■ Given entries ■

↓

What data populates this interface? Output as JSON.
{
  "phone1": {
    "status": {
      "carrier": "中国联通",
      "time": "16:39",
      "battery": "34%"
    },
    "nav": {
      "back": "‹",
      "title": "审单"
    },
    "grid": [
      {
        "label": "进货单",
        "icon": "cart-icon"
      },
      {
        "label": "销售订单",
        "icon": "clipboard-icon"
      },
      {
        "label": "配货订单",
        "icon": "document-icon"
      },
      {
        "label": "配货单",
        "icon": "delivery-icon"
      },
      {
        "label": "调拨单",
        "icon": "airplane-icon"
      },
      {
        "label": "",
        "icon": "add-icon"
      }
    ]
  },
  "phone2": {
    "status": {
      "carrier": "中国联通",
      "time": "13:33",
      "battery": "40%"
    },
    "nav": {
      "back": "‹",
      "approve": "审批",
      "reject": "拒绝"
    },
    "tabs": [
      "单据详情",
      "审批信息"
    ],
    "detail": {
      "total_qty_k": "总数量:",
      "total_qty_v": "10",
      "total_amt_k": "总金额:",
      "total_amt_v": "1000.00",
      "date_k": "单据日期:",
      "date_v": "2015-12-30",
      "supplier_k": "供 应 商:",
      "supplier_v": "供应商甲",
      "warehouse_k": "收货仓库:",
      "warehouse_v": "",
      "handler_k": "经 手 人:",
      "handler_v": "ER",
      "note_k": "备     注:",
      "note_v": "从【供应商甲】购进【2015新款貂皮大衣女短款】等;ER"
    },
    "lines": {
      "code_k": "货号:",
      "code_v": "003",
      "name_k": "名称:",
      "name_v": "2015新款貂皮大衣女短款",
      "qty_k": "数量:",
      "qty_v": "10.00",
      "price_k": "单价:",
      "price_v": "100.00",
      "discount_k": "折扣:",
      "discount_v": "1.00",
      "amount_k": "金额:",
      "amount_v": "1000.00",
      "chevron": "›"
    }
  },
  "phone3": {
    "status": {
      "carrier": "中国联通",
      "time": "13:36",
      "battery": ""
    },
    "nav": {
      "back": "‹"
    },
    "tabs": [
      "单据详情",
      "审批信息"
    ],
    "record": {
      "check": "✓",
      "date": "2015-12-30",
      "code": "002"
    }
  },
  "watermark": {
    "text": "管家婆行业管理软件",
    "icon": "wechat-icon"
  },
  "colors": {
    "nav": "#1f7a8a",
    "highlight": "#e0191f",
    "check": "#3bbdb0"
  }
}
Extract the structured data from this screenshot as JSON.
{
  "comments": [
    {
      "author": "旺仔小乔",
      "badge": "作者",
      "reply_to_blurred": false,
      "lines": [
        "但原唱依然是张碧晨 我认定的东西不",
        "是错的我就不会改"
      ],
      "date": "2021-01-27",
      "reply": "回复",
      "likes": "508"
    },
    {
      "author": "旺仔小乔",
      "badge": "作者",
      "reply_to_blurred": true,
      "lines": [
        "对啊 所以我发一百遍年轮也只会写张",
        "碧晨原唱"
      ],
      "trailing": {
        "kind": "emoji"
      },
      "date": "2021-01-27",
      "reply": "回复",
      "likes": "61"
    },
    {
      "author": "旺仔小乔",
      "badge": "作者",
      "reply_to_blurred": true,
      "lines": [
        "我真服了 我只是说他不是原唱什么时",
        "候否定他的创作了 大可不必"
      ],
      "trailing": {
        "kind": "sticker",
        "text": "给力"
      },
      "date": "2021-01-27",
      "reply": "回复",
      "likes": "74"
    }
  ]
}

↑

■ Work to complete ■
Write the material out exactly, with nothing left out.

■ Result of this task ■
What data populates this interface? Output as JSON.
{
  "phone1": {
    "status": {
      "carrier": "中国联通",
      "time": "16:39",
      "battery": "34%"
    },
    "nav": {
      "back": "‹",
      "title": "审单"
    },
    "grid": [
      {
        "label": "进货单",
        "icon": "cart-icon"
      },
      {
        "label": "销售订单",
        "icon": "clipboard-icon"
      },
      {
        "label": "配货订单",
        "icon": "document-icon"
      },
      {
        "label": "配货单",
        "icon": "delivery-icon"
      },
      {
        "label": "调拨单",
        "icon": "airplane-icon"
      },
      {
        "label": "",
        "icon": "add-icon"
      }
    ]
  },
  "phone2": {
    "status": {
      "carrier": "中国联通",
      "time": "13:33",
      "battery": "40%"
    },
    "nav": {
      "back": "‹",
      "approve": "审批",
      "reject": "拒绝"
    },
    "tabs": [
      "单据详情",
      "审批信息"
    ],
    "detail": {
      "total_qty_k": "总数量:",
      "total_qty_v": "10",
      "total_amt_k": "总金额:",
      "total_amt_v": "1000.00",
      "date_k": "单据日期:",
      "date_v": "2015-12-30",
      "supplier_k": "供 应 商:",
      "supplier_v": "供应商甲",
      "warehouse_k": "收货仓库:",
      "warehouse_v": "",
      "handler_k": "经 手 人:",
      "handler_v": "ER",
      "note_k": "备     注:",
      "note_v": "从【供应商甲】购进【2015新款貂皮大衣女短款】等;ER"
    },
    "lines": {
      "code_k": "货号:",
      "code_v": "003",
      "name_k": "名称:",
      "name_v": "2015新款貂皮大衣女短款",
      "qty_k": "数量:",
      "qty_v": "10.00",
      "price_k": "单价:",
      "price_v": "100.00",
      "discount_k": "折扣:",
      "discount_v": "1.00",
      "amount_k": "金额:",
      "amount_v": "1000.00",
      "chevron": "›"
    }
  },
  "phone3": {
    "status": {
      "carrier": "中国联通",
      "time": "13:36",
      "battery": ""
    },
    "nav": {
      "back": "‹"
    },
    "tabs": [
      "单据详情",
      "审批信息"
    ],
    "record": {
      "check": "✓",
      "date": "2015-12-30",
      "code": "002"
    }
  },
  "watermark": {
    "text": "管家婆行业管理软件",
    "icon": "wechat-icon"
  },
  "colors": {
    "nav": "#1f7a8a",
    "highlight": "#e0191f",
    "check": "#3bbdb0"
  }
}
Extract the structured data from this screenshot as JSON.
{
  "comments": [
    {
      "author": "旺仔小乔",
      "badge": "作者",
      "reply_to_blurred": false,
      "lines": [
        "但原唱依然是张碧晨 我认定的东西不",
        "是错的我就不会改"
      ],
      "date": "2021-01-27",
      "reply": "回复",
      "likes": "508"
    },
    {
      "author": "旺仔小乔",
      "badge": "作者",
      "reply_to_blurred": true,
      "lines": [
        "对啊 所以我发一百遍年轮也只会写张",
        "碧晨原唱"
      ],
      "trailing": {
        "kind": "emoji"
      },
      "date": "2021-01-27",
      "reply": "回复",
      "likes": "61"
    },
    {
      "author": "旺仔小乔",
      "badge": "作者",
      "reply_to_blurred": true,
      "lines": [
        "我真服了 我只是说他不是原唱什么时",
        "候否定他的创作了 大可不必"
      ],
      "trailing": {
        "kind": "sticker",
        "text": "给力"
      },
      "date": "2021-01-27",
      "reply": "回复",
      "likes": "74"
    }
  ]
}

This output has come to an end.